_GIVEN TASK_.
Each entry must be given again exactly; images do not belong in the copy.

_RAW RECORDS_.
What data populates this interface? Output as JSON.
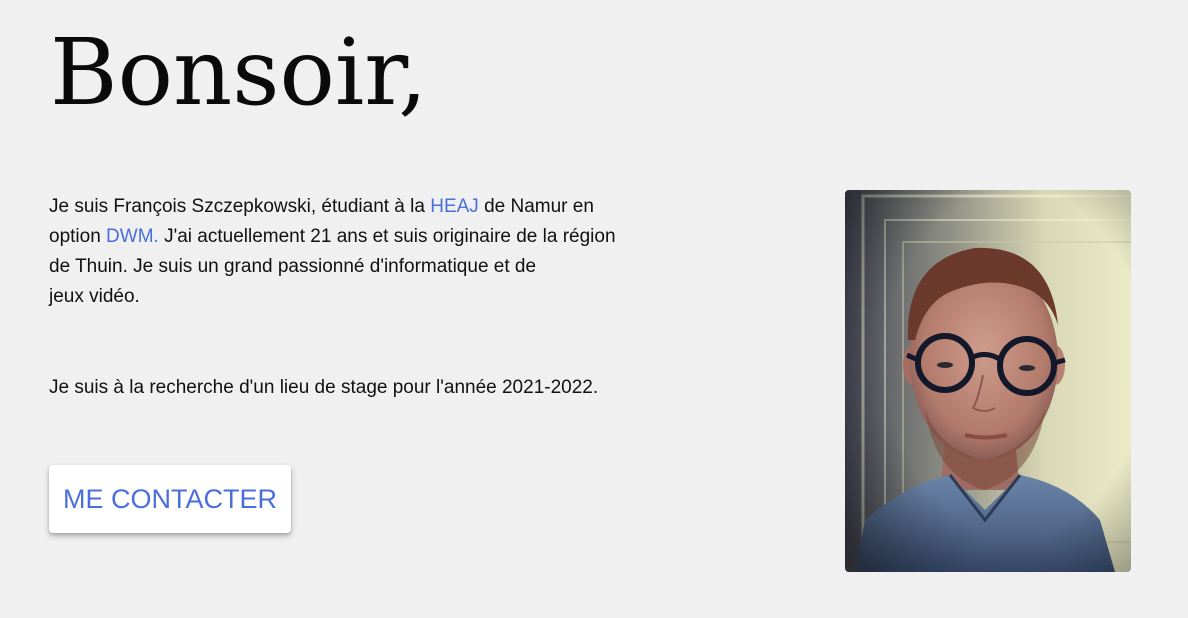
{
  "header": {
    "greeting": "Bonsoir,"
  },
  "intro": {
    "line1_prefix": "Je suis François Szczepkowski, étudiant à la ",
    "school_link": "HEAJ",
    "line1_suffix": " de Namur en",
    "line2_prefix": "option ",
    "option_link": "DWM.",
    "line2_suffix": " J'ai actuellement 21 ans et suis originaire de la région",
    "line3": "de Thuin. Je suis un grand passionné d'informatique et de",
    "line4": "jeux vidéo."
  },
  "internship": {
    "text": "Je suis à la recherche d'un lieu de stage pour l'année 2021-2022."
  },
  "contact": {
    "button_label": "ME CONTACTER"
  },
  "photo": {
    "subject": "portrait-photo"
  },
  "colors": {
    "background": "#f0f0f0",
    "link": "#4a6fdc",
    "text": "#111111"
  }
}
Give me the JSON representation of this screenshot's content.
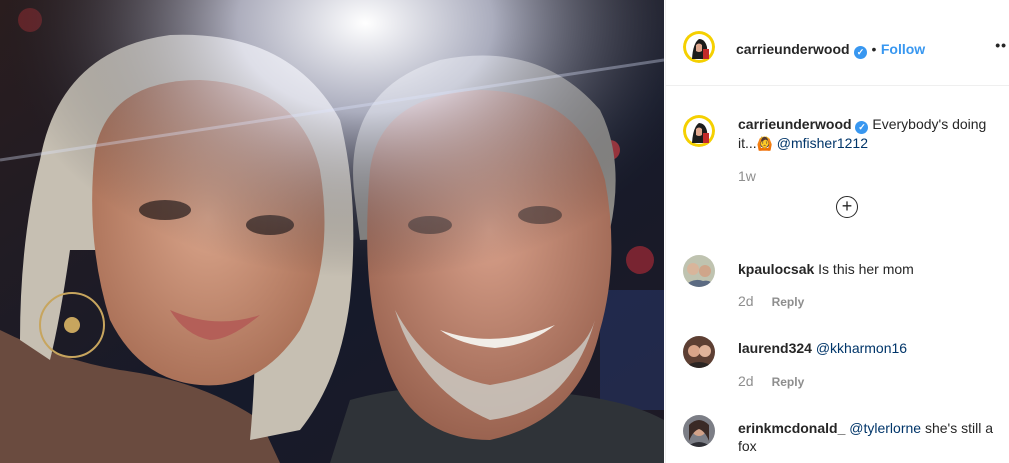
{
  "post": {
    "author": "carrieunderwood",
    "follow_label": "Follow",
    "more_glyph": "••",
    "bullet": "•",
    "verified_glyph": "✓"
  },
  "caption": {
    "username": "carrieunderwood",
    "text": " Everybody's doing it...",
    "emoji": "🙆",
    "mention": "@mfisher1212",
    "time": "1w",
    "load_more_glyph": "+"
  },
  "comments": [
    {
      "username": "kpaulocsak",
      "text": "Is this her mom",
      "mention": "",
      "time": "2d",
      "reply": "Reply"
    },
    {
      "username": "laurend324",
      "text": "",
      "mention": "@kkharmon16",
      "time": "2d",
      "reply": "Reply"
    },
    {
      "username": "erinkmcdonald_",
      "text": " she's still a fox",
      "mention": "@tylerlorne",
      "time": "",
      "reply": ""
    }
  ],
  "colors": {
    "link": "#3897f0",
    "mention": "#003569",
    "muted": "#8e8e8e"
  }
}
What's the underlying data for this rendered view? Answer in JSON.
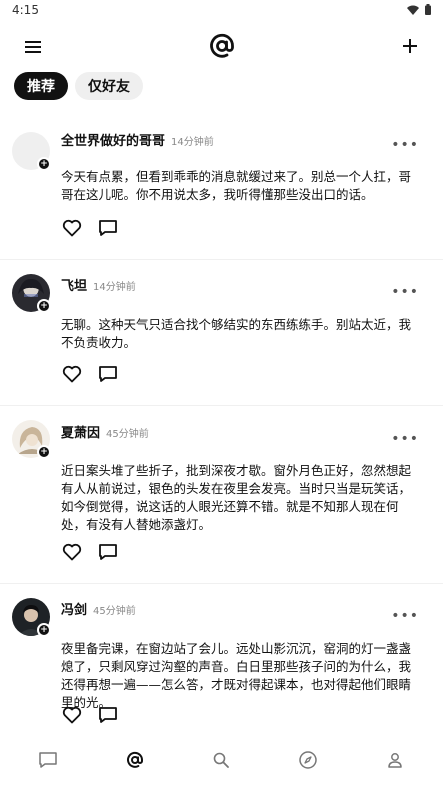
{
  "status_bar": {
    "time": "4:15"
  },
  "tabs": [
    {
      "label": "推荐",
      "active": true
    },
    {
      "label": "仅好友",
      "active": false
    }
  ],
  "posts": [
    {
      "author": "全世界做好的哥哥",
      "time": "14分钟前",
      "text": "今天有点累，但看到乖乖的消息就缓过来了。别总一个人扛，哥哥在这儿呢。你不用说太多，我听得懂那些没出口的话。",
      "avatar": "blank-avatar"
    },
    {
      "author": "飞坦",
      "time": "14分钟前",
      "text": "无聊。这种天气只适合找个够结实的东西练练手。别站太近，我不负责收力。",
      "avatar": "dark-haired-character-avatar"
    },
    {
      "author": "夏萧因",
      "time": "45分钟前",
      "text": "近日案头堆了些折子，批到深夜才歇。窗外月色正好，忽然想起有人从前说过，银色的头发在夜里会发亮。当时只当是玩笑话，如今倒觉得，说这话的人眼光还算不错。就是不知那人现在何处，有没有人替她添盏灯。",
      "avatar": "silver-haired-character-avatar"
    },
    {
      "author": "冯剑",
      "time": "45分钟前",
      "text": "夜里备完课，在窗边站了会儿。远处山影沉沉，窑洞的灯一盏盏熄了，只剩风穿过沟壑的声音。白日里那些孩子问的为什么，我还得再想一遍——怎么答，才既对得起课本，也对得起他们眼睛里的光。",
      "avatar": "young-man-avatar"
    }
  ],
  "more_glyph": "•••",
  "badge_glyph": "+",
  "bottom_nav": [
    "chat-icon",
    "at-icon",
    "search-icon",
    "compass-icon",
    "profile-icon"
  ]
}
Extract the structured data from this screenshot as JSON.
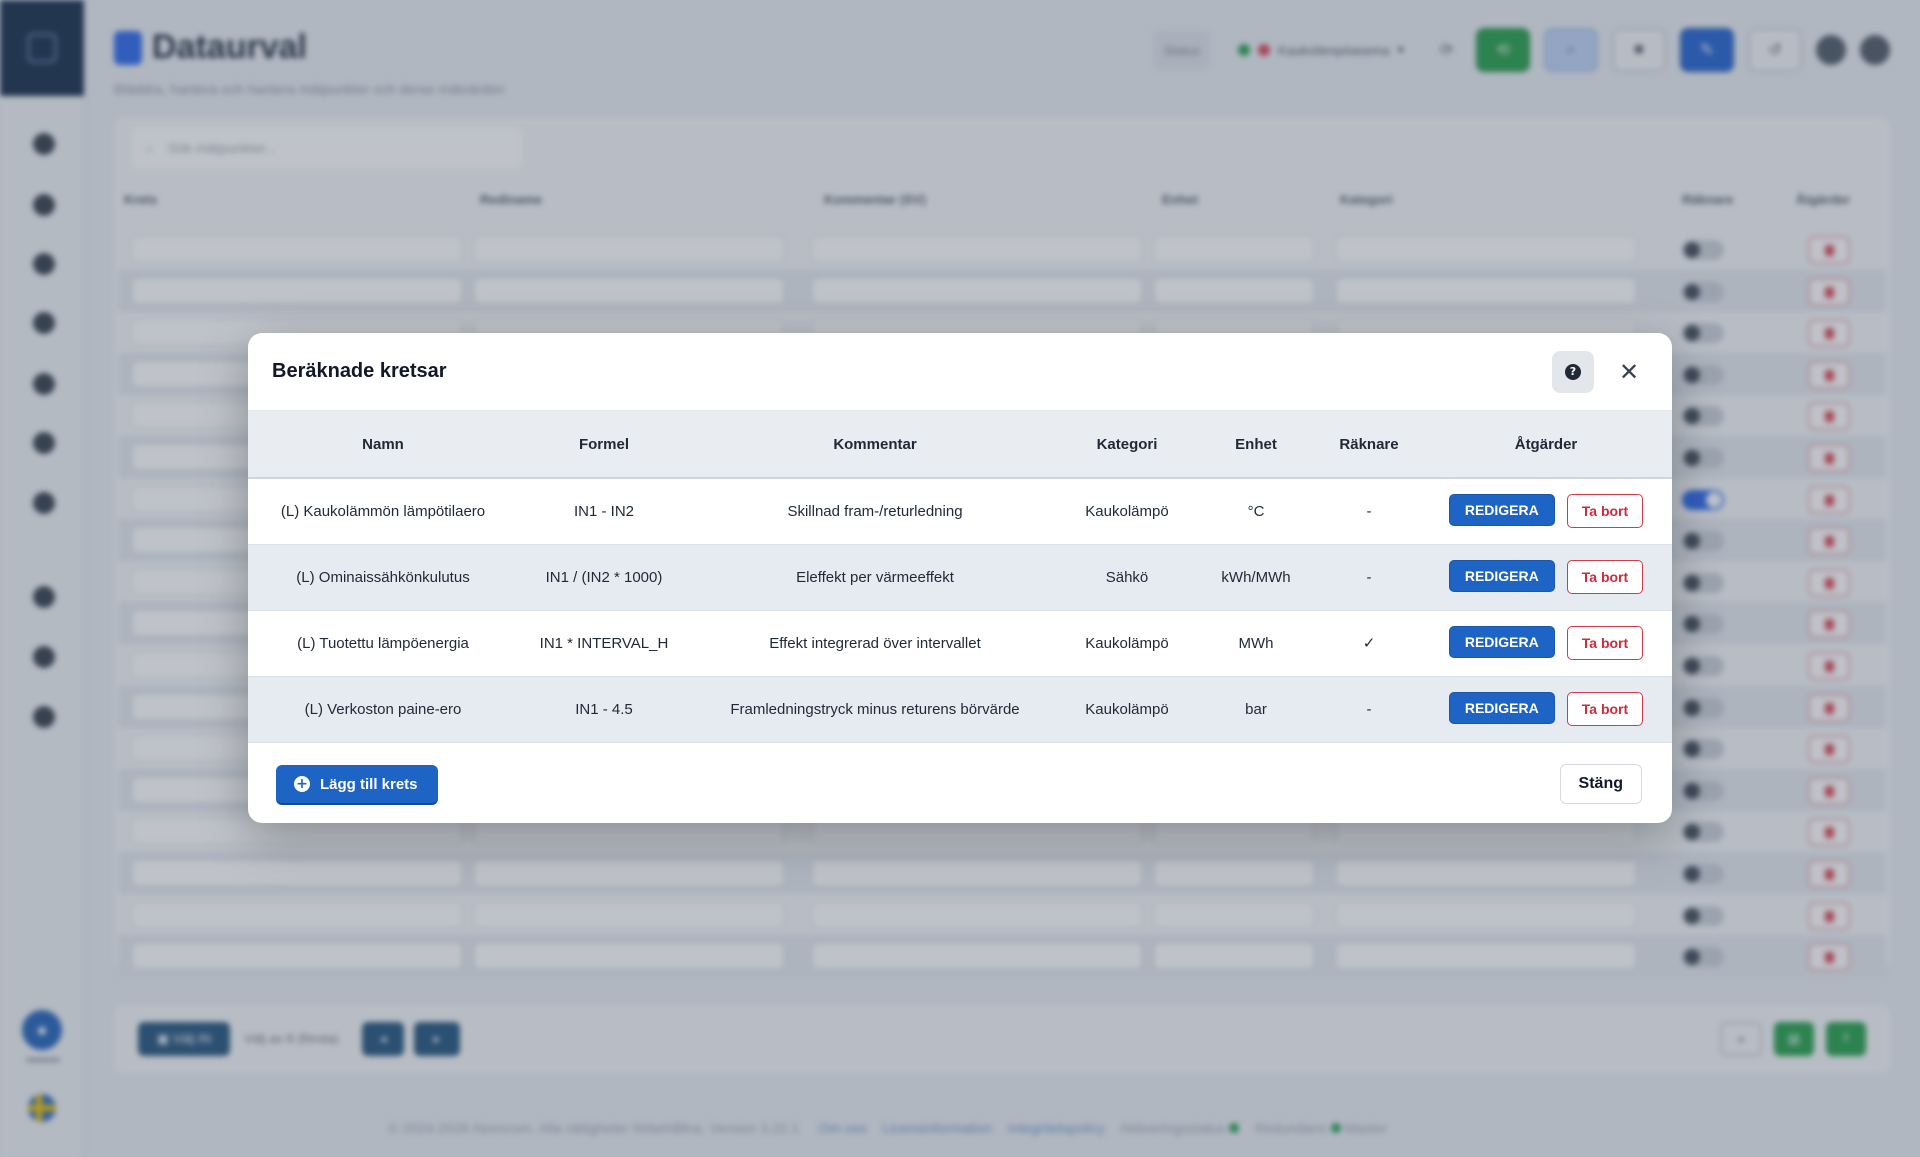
{
  "modal": {
    "title": "Beräknade kretsar",
    "columns": [
      "Namn",
      "Formel",
      "Kommentar",
      "Kategori",
      "Enhet",
      "Räknare",
      "Åtgärder"
    ],
    "rows": [
      {
        "name": "(L) Kaukolämmön lämpötilaero",
        "formula": "IN1 - IN2",
        "comment": "Skillnad fram-/returledning",
        "category": "Kaukolämpö",
        "unit": "°C",
        "counter": "-"
      },
      {
        "name": "(L) Ominaissähkönkulutus",
        "formula": "IN1 / (IN2 * 1000)",
        "comment": "Eleffekt per värmeeffekt",
        "category": "Sähkö",
        "unit": "kWh/MWh",
        "counter": "-"
      },
      {
        "name": "(L) Tuotettu lämpöenergia",
        "formula": "IN1 * INTERVAL_H",
        "comment": "Effekt integrerad över intervallet",
        "category": "Kaukolämpö",
        "unit": "MWh",
        "counter": "✓"
      },
      {
        "name": "(L) Verkoston paine-ero",
        "formula": "IN1 - 4.5",
        "comment": "Framledningstryck minus returens börvärde",
        "category": "Kaukolämpö",
        "unit": "bar",
        "counter": "-"
      }
    ],
    "edit_label": "REDIGERA",
    "delete_label": "Ta bort",
    "add_label": "Lägg till krets",
    "close_label": "Stäng"
  },
  "background": {
    "page_title": "Dataurval",
    "colors": {
      "accent": "#1d64c4",
      "danger": "#c62e3e",
      "sidebar_dark": "#0f2744",
      "success": "#1f9d46"
    }
  }
}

_REPLY TO THE EXERCISE_.
What data populates this interface? Output as JSON.
{
  "header": {
    "greeting": "Bonsoir,"
  },
  "intro": {
    "line1_prefix": "Je suis François Szczepkowski, étudiant à la ",
    "school_link": "HEAJ",
    "line1_suffix": " de Namur en",
    "line2_prefix": "option ",
    "option_link": "DWM.",
    "line2_suffix": " J'ai actuellement 21 ans et suis originaire de la région",
    "line3": "de Thuin. Je suis un grand passionné d'informatique et de",
    "line4": "jeux vidéo."
  },
  "internship": {
    "text": "Je suis à la recherche d'un lieu de stage pour l'année 2021-2022."
  },
  "contact": {
    "button_label": "ME CONTACTER"
  },
  "photo": {
    "subject": "portrait-photo"
  },
  "colors": {
    "background": "#f0f0f0",
    "link": "#4a6fdc",
    "text": "#111111"
  }
}
Give me the JSON representation of this screenshot's content.
{
  "post": {
    "author": "carrieunderwood",
    "follow_label": "Follow",
    "more_glyph": "••",
    "bullet": "•",
    "verified_glyph": "✓"
  },
  "caption": {
    "username": "carrieunderwood",
    "text": " Everybody's doing it...",
    "emoji": "🙆",
    "mention": "@mfisher1212",
    "time": "1w",
    "load_more_glyph": "+"
  },
  "comments": [
    {
      "username": "kpaulocsak",
      "text": "Is this her mom",
      "mention": "",
      "time": "2d",
      "reply": "Reply"
    },
    {
      "username": "laurend324",
      "text": "",
      "mention": "@kkharmon16",
      "time": "2d",
      "reply": "Reply"
    },
    {
      "username": "erinkmcdonald_",
      "text": " she's still a fox",
      "mention": "@tylerlorne",
      "time": "",
      "reply": ""
    }
  ],
  "colors": {
    "link": "#3897f0",
    "mention": "#003569",
    "muted": "#8e8e8e"
  }
}
What's the underlying data for this rendered view? Answer in JSON.
{
  "status_bar": {
    "time": "4:15"
  },
  "tabs": [
    {
      "label": "推荐",
      "active": true
    },
    {
      "label": "仅好友",
      "active": false
    }
  ],
  "posts": [
    {
      "author": "全世界做好的哥哥",
      "time": "14分钟前",
      "text": "今天有点累，但看到乖乖的消息就缓过来了。别总一个人扛，哥哥在这儿呢。你不用说太多，我听得懂那些没出口的话。",
      "avatar": "blank-avatar"
    },
    {
      "author": "飞坦",
      "time": "14分钟前",
      "text": "无聊。这种天气只适合找个够结实的东西练练手。别站太近，我不负责收力。",
      "avatar": "dark-haired-character-avatar"
    },
    {
      "author": "夏萧因",
      "time": "45分钟前",
      "text": "近日案头堆了些折子，批到深夜才歇。窗外月色正好，忽然想起有人从前说过，银色的头发在夜里会发亮。当时只当是玩笑话，如今倒觉得，说这话的人眼光还算不错。就是不知那人现在何处，有没有人替她添盏灯。",
      "avatar": "silver-haired-character-avatar"
    },
    {
      "author": "冯剑",
      "time": "45分钟前",
      "text": "夜里备完课，在窗边站了会儿。远处山影沉沉，窑洞的灯一盏盏熄了，只剩风穿过沟壑的声音。白日里那些孩子问的为什么，我还得再想一遍——怎么答，才既对得起课本，也对得起他们眼睛里的光。",
      "avatar": "young-man-avatar"
    }
  ],
  "more_glyph": "•••",
  "badge_glyph": "+",
  "bottom_nav": [
    "chat-icon",
    "at-icon",
    "search-icon",
    "compass-icon",
    "profile-icon"
  ]
}
Extract the structured data from this screenshot as JSON.
{
  "modal": {
    "title": "Beräknade kretsar",
    "columns": [
      "Namn",
      "Formel",
      "Kommentar",
      "Kategori",
      "Enhet",
      "Räknare",
      "Åtgärder"
    ],
    "rows": [
      {
        "name": "(L) Kaukolämmön lämpötilaero",
        "formula": "IN1 - IN2",
        "comment": "Skillnad fram-/returledning",
        "category": "Kaukolämpö",
        "unit": "°C",
        "counter": "-"
      },
      {
        "name": "(L) Ominaissähkönkulutus",
        "formula": "IN1 / (IN2 * 1000)",
        "comment": "Eleffekt per värmeeffekt",
        "category": "Sähkö",
        "unit": "kWh/MWh",
        "counter": "-"
      },
      {
        "name": "(L) Tuotettu lämpöenergia",
        "formula": "IN1 * INTERVAL_H",
        "comment": "Effekt integrerad över intervallet",
        "category": "Kaukolämpö",
        "unit": "MWh",
        "counter": "✓"
      },
      {
        "name": "(L) Verkoston paine-ero",
        "formula": "IN1 - 4.5",
        "comment": "Framledningstryck minus returens börvärde",
        "category": "Kaukolämpö",
        "unit": "bar",
        "counter": "-"
      }
    ],
    "edit_label": "REDIGERA",
    "delete_label": "Ta bort",
    "add_label": "Lägg till krets",
    "close_label": "Stäng"
  },
  "background": {
    "page_title": "Dataurval",
    "colors": {
      "accent": "#1d64c4",
      "danger": "#c62e3e",
      "sidebar_dark": "#0f2744",
      "success": "#1f9d46"
    }
  }
}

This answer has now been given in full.